───── Records provided

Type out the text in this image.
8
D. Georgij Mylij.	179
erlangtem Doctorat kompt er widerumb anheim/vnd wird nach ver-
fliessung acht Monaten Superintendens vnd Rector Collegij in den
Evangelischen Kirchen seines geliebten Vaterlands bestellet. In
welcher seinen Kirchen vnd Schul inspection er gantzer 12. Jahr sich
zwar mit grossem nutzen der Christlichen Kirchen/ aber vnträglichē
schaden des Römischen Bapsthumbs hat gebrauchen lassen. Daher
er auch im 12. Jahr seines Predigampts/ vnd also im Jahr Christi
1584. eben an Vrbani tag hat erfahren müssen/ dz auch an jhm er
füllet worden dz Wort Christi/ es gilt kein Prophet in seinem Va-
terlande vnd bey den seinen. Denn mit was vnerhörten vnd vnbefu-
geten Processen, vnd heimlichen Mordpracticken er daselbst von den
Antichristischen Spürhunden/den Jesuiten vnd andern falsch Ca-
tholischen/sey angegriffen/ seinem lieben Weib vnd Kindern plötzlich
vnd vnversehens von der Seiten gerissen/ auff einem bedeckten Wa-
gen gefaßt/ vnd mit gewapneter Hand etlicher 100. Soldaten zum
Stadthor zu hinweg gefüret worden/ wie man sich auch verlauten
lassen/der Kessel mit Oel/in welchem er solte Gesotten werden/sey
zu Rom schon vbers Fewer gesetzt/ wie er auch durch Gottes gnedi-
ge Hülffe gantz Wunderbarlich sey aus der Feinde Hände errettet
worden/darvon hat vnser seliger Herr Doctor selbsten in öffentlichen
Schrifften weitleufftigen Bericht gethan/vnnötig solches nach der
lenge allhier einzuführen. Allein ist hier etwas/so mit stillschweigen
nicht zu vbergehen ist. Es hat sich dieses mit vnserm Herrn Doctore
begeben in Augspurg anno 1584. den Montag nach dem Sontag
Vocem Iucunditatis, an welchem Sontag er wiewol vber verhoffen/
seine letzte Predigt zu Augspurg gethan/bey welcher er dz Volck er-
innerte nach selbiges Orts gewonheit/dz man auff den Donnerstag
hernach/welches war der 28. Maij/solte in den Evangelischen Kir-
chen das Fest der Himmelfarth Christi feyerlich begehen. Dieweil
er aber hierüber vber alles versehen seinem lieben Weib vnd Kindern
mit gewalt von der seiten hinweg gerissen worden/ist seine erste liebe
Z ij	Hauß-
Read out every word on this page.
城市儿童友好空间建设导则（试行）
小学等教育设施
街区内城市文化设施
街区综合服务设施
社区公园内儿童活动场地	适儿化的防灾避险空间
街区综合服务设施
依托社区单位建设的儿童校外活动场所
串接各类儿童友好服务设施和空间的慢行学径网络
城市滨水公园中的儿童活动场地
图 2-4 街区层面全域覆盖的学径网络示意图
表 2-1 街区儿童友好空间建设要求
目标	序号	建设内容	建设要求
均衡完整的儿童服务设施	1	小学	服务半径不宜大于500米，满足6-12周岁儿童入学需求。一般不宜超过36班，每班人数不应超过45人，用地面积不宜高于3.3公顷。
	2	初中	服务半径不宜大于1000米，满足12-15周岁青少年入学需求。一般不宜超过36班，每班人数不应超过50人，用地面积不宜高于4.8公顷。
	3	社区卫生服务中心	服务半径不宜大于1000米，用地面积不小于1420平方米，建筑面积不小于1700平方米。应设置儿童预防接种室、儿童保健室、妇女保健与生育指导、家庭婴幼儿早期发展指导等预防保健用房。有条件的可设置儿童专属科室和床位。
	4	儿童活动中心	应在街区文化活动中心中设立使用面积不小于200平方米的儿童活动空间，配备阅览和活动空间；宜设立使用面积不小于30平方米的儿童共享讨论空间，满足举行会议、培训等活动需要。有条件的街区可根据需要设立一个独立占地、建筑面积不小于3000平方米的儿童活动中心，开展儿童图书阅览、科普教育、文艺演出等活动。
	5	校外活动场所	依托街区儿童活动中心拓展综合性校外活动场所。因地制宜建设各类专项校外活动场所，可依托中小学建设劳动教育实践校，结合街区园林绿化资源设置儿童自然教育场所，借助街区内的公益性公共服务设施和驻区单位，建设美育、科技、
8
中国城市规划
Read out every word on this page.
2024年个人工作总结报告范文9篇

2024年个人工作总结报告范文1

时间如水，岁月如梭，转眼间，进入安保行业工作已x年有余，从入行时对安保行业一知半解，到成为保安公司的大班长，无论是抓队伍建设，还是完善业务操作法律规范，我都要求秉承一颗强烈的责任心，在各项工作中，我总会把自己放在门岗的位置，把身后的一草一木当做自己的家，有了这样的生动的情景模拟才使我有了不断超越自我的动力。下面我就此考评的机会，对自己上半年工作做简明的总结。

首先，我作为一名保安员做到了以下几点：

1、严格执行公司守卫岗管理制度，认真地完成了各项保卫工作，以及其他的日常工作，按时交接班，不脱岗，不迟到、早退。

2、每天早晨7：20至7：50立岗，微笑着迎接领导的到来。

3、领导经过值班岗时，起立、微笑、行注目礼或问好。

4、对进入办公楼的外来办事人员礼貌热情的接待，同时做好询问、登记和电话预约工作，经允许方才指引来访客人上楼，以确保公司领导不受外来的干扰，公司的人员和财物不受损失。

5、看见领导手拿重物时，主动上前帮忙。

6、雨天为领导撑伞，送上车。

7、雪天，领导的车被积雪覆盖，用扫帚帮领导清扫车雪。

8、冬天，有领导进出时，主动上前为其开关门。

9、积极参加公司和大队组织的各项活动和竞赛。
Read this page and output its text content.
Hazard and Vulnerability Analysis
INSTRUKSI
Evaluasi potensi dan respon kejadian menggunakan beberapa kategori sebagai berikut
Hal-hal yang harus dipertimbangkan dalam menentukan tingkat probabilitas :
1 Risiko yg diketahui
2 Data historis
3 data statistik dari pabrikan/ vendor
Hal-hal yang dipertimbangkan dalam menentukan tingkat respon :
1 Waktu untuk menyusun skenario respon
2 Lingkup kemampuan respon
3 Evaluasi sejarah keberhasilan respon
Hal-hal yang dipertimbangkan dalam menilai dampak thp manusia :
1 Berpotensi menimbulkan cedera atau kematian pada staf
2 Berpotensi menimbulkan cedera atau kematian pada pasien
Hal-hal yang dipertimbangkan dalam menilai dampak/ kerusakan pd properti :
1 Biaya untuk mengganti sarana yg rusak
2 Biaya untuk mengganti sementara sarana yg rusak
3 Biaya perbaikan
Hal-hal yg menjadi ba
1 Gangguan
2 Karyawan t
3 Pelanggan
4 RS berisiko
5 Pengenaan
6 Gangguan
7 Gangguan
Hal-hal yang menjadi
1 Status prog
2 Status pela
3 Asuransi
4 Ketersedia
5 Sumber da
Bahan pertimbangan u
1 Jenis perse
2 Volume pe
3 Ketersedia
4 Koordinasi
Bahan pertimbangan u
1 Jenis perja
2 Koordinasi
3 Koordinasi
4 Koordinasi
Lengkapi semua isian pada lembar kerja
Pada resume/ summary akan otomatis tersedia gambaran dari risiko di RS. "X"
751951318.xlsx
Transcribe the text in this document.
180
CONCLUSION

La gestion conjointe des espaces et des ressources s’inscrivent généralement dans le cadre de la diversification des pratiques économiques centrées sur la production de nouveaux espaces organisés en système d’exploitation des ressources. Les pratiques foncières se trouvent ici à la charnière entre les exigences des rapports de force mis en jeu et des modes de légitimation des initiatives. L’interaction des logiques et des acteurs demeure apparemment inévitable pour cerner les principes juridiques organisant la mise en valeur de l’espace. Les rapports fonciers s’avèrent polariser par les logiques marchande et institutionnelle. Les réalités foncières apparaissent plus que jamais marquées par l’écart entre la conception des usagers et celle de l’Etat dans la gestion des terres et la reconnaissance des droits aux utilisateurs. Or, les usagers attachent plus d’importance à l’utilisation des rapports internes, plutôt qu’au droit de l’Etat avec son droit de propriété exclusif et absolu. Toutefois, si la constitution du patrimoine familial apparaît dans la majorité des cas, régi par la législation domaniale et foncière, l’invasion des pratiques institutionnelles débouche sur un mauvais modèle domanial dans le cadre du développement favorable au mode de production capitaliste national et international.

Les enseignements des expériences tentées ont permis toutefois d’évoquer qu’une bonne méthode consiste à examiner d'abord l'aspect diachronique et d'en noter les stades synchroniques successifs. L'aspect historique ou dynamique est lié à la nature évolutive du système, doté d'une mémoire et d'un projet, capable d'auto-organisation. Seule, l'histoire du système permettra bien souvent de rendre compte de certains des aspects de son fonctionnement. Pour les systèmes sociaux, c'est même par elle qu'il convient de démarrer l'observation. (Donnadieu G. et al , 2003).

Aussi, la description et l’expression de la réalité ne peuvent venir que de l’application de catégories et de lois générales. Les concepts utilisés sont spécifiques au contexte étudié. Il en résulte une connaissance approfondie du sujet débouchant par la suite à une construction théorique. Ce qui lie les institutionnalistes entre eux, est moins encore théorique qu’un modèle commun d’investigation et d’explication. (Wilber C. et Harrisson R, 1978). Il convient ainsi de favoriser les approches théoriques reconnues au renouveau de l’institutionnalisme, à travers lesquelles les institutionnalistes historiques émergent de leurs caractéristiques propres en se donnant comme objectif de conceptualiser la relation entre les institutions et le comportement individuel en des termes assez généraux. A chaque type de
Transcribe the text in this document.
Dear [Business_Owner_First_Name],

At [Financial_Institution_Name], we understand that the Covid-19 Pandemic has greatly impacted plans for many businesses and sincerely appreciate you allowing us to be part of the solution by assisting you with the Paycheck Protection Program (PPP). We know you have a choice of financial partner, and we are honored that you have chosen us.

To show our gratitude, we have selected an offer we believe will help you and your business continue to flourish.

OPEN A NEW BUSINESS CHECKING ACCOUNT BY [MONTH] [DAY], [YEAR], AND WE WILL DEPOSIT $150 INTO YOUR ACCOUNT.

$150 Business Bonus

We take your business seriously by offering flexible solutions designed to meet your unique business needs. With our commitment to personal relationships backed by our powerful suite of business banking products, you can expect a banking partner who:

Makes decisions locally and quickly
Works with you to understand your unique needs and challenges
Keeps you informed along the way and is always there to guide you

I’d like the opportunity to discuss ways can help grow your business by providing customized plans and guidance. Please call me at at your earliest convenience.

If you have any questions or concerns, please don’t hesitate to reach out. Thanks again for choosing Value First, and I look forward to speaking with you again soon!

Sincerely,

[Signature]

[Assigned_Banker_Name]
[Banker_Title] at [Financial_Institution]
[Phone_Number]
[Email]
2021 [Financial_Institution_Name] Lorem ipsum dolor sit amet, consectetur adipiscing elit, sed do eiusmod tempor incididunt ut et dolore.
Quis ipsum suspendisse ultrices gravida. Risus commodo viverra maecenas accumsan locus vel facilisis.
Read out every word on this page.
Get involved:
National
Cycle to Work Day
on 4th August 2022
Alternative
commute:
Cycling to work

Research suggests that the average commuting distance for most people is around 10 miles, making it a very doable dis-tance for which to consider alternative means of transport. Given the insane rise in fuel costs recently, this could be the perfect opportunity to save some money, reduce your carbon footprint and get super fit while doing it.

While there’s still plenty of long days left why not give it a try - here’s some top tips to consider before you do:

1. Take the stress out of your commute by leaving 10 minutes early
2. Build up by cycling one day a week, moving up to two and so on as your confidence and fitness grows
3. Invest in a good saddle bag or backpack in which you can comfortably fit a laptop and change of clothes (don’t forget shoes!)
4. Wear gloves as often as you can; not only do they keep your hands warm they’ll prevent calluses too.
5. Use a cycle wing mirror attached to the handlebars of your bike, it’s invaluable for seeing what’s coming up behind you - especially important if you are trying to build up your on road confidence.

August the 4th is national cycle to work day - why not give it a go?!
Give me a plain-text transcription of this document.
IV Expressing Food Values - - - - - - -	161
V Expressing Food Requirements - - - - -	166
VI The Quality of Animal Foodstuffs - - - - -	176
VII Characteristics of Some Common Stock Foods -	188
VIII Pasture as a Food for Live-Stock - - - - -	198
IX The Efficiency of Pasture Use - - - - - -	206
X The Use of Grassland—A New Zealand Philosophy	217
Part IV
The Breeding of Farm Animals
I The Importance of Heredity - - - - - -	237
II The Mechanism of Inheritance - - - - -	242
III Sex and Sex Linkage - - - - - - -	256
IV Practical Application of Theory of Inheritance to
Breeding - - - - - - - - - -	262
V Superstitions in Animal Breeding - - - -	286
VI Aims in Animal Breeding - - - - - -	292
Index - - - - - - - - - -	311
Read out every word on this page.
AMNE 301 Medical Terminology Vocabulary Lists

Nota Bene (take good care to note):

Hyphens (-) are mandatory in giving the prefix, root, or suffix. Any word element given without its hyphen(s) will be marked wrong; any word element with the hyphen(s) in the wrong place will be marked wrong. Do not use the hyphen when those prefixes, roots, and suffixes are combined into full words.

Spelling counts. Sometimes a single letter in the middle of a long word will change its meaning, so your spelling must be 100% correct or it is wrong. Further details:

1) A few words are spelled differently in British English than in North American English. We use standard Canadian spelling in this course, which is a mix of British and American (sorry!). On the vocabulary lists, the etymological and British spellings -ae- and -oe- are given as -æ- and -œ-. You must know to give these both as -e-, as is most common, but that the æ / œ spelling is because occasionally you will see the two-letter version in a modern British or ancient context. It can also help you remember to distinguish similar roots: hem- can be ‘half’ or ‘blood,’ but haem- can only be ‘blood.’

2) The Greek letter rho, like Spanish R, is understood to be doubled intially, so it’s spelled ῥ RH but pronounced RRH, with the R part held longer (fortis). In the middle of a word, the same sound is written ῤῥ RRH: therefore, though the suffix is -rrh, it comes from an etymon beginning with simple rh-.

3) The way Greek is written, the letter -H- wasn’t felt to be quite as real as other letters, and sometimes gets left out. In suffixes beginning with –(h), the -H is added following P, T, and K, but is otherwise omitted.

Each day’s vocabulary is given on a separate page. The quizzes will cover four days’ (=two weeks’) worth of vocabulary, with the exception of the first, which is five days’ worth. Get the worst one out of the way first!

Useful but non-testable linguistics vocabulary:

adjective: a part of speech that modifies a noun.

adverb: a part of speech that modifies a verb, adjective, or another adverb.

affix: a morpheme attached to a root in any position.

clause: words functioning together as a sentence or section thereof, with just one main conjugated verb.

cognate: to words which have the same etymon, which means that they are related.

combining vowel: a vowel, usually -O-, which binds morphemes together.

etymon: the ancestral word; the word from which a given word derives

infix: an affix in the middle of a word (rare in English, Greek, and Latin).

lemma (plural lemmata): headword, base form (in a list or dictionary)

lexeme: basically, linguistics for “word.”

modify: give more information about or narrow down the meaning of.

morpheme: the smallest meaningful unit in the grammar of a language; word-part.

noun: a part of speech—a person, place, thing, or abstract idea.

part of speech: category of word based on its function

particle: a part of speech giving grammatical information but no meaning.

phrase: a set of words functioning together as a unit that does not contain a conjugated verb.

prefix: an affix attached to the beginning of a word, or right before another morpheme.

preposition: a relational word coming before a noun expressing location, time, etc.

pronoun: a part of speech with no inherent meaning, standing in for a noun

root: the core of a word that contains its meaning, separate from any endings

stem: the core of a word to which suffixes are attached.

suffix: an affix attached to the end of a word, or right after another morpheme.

──────────

Select every line in the records above that contains the word "attached".

5. Use a cycle wing mirror attached to the handlebars of your bike, it’s invaluable for seeing what’s coming up behind you - especially important if you are trying to build up your on road confidence.
affix: a morpheme attached to a root in any position.
prefix: an affix attached to the beginning of a word, or right before another morpheme.
stem: the core of a word to which suffixes are attached.
suffix: an affix attached to the end of a word, or right after another morpheme.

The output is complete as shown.